▶ DATASET CONTENT
-*-*-
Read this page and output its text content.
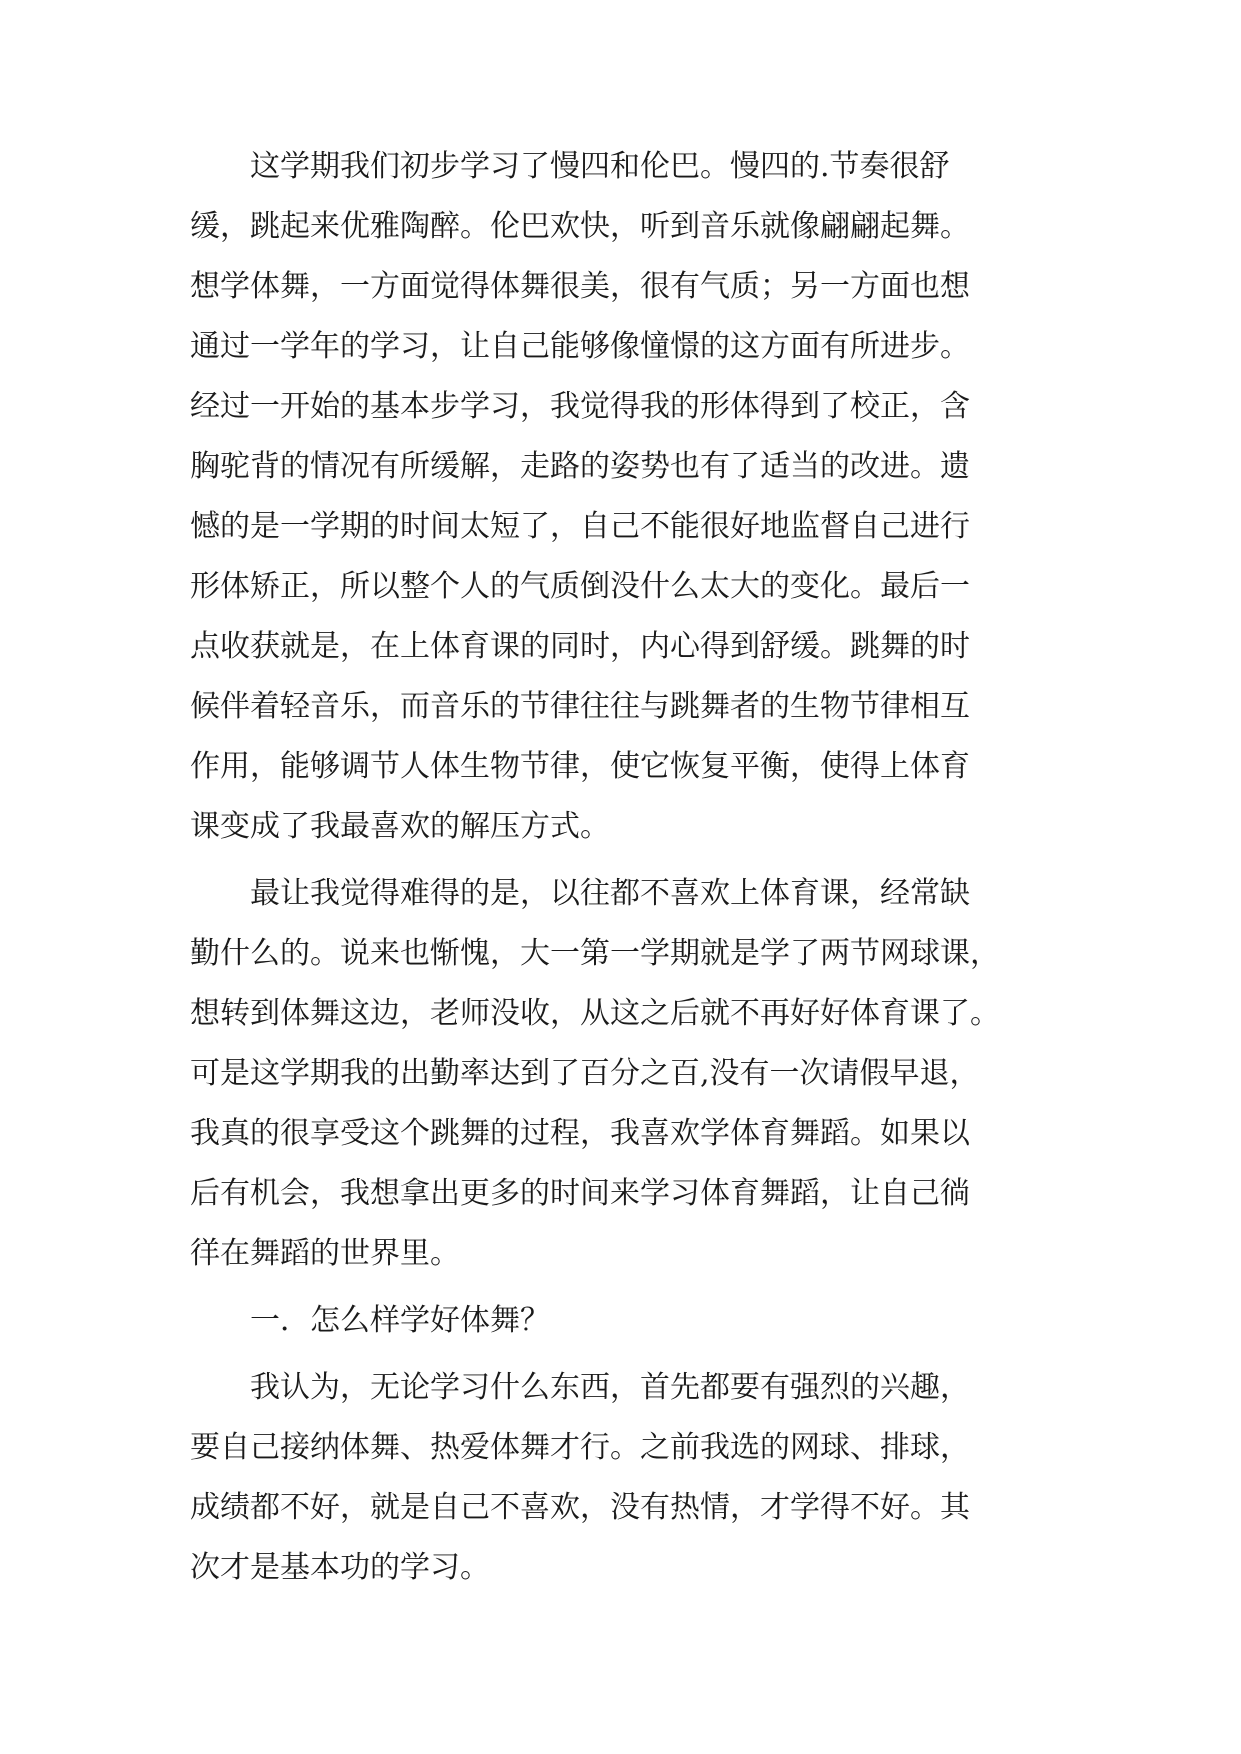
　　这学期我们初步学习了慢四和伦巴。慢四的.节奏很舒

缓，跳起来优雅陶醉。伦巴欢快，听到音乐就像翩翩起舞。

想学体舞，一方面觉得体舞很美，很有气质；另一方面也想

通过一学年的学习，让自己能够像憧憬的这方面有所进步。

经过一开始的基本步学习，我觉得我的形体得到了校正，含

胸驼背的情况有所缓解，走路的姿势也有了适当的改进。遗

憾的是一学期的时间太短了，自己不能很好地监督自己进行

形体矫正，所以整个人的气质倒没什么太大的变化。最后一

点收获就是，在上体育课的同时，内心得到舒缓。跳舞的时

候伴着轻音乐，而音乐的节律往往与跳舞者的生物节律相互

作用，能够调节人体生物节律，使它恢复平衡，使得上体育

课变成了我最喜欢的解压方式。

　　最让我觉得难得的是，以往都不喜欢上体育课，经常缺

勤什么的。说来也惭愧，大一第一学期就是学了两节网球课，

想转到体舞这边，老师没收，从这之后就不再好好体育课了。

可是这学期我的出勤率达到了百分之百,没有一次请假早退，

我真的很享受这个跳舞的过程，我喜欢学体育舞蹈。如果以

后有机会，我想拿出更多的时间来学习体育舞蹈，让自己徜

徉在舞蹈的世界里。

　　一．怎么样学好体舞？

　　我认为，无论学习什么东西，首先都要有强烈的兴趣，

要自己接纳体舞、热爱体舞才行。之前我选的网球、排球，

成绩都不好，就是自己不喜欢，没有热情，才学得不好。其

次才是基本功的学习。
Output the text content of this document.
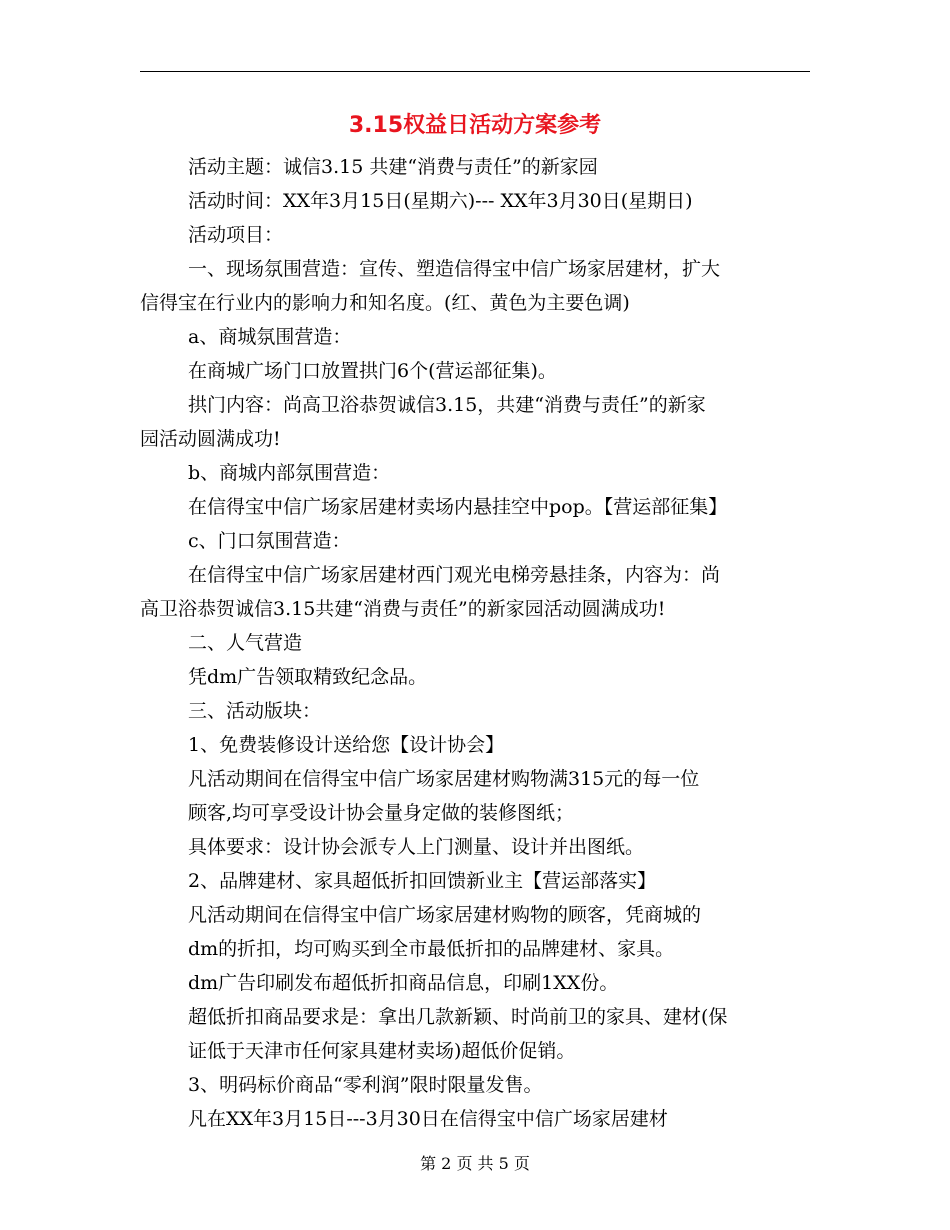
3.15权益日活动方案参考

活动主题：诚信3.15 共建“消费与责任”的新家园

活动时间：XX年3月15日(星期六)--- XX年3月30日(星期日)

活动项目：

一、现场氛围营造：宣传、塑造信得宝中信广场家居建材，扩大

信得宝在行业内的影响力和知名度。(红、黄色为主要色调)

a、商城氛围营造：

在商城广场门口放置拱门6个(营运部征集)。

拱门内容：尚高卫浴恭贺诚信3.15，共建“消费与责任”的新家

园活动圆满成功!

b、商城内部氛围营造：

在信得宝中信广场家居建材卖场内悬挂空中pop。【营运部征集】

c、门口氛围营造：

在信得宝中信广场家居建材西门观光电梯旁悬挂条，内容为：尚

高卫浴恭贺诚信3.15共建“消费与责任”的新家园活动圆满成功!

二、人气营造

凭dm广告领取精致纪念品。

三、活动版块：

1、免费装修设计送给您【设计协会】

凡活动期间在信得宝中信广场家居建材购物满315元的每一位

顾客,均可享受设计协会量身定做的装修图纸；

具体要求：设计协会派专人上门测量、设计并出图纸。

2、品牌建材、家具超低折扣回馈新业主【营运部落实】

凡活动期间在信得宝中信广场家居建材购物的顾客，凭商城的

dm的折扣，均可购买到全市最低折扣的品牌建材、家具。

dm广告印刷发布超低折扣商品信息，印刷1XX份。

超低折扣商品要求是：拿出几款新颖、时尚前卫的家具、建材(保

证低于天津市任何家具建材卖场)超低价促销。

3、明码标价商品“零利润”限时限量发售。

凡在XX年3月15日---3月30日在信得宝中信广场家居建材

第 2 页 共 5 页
-*-*-
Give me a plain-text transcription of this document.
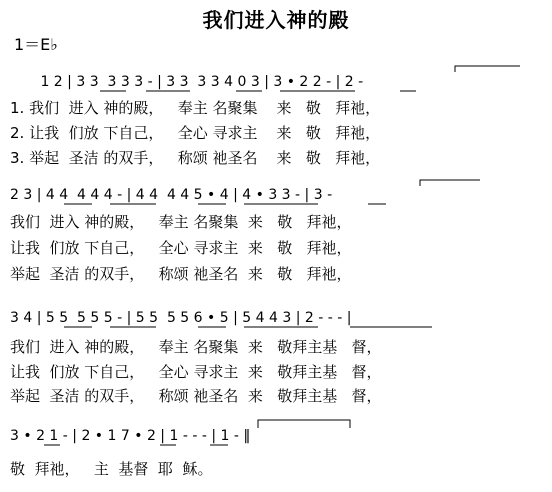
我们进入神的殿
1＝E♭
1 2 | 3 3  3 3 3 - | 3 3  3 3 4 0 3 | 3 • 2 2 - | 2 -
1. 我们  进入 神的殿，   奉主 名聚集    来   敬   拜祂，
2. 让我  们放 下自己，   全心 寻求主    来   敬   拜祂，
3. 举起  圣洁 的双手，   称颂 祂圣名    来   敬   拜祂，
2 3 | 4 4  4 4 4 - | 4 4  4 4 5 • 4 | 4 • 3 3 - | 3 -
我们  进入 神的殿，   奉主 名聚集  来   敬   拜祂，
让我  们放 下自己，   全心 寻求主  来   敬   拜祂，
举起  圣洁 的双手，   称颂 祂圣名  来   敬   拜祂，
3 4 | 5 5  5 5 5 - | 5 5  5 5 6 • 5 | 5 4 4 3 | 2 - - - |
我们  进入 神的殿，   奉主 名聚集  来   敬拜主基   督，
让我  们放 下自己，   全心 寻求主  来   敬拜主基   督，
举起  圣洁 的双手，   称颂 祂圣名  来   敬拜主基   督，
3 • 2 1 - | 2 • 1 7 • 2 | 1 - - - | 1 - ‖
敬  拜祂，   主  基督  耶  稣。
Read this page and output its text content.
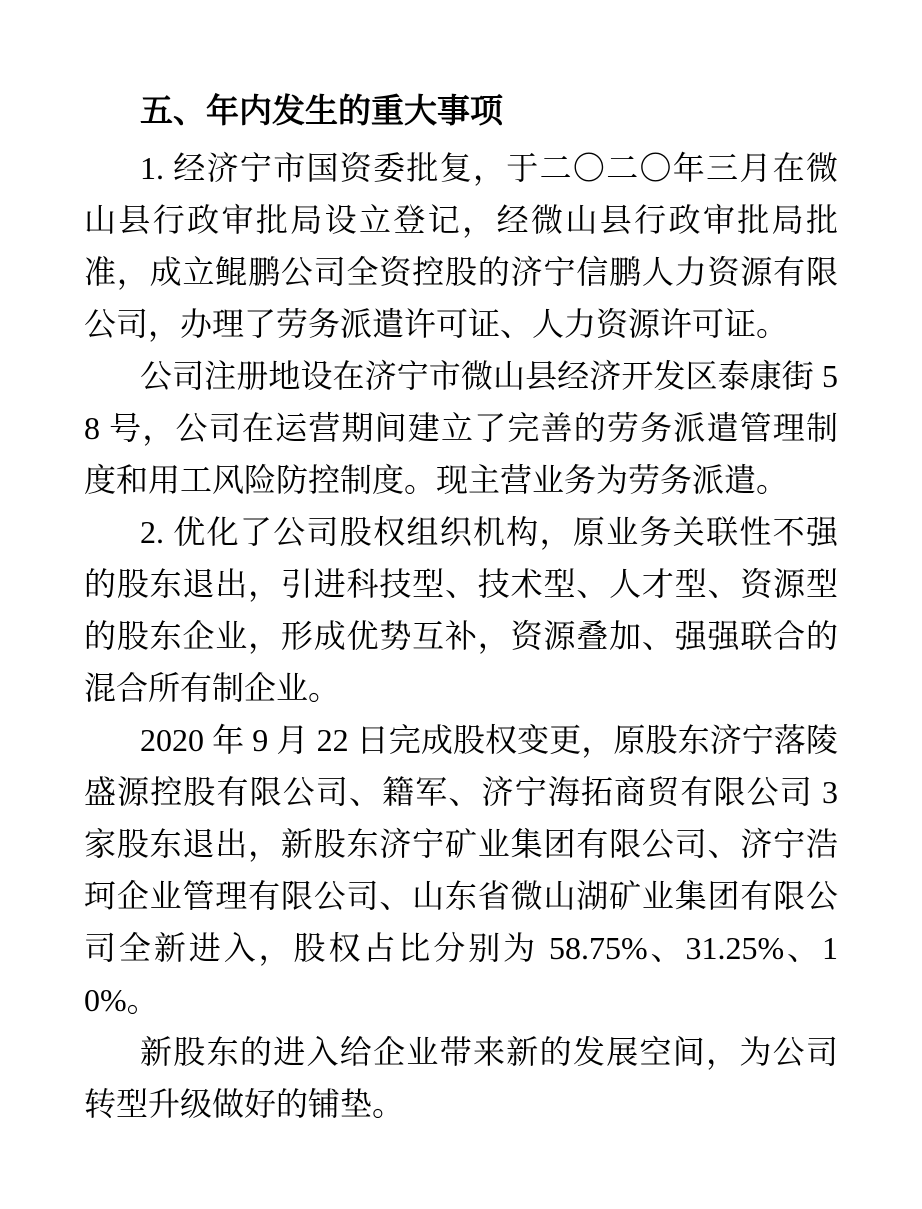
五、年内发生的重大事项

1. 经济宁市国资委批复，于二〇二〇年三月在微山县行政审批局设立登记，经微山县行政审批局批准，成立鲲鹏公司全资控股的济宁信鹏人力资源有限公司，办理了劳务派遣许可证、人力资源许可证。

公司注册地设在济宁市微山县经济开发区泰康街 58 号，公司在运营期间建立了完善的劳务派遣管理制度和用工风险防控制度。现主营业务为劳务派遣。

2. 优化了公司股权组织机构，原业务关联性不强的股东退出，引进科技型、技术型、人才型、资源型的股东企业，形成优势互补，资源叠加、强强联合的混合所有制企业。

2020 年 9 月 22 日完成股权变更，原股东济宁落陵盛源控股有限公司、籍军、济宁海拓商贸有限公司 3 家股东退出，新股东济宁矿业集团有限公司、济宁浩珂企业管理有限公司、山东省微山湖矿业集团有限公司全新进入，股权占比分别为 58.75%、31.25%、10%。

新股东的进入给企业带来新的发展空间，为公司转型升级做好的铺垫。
-*-*-
▶ PROMPT
Copy every single line of the material above that holds "text".

▶ RESULT FOR THIS TASK
Read this page and output its text content.
Output the text content of this document.
Give me a plain-text transcription of this document.
Read this page and output its text content.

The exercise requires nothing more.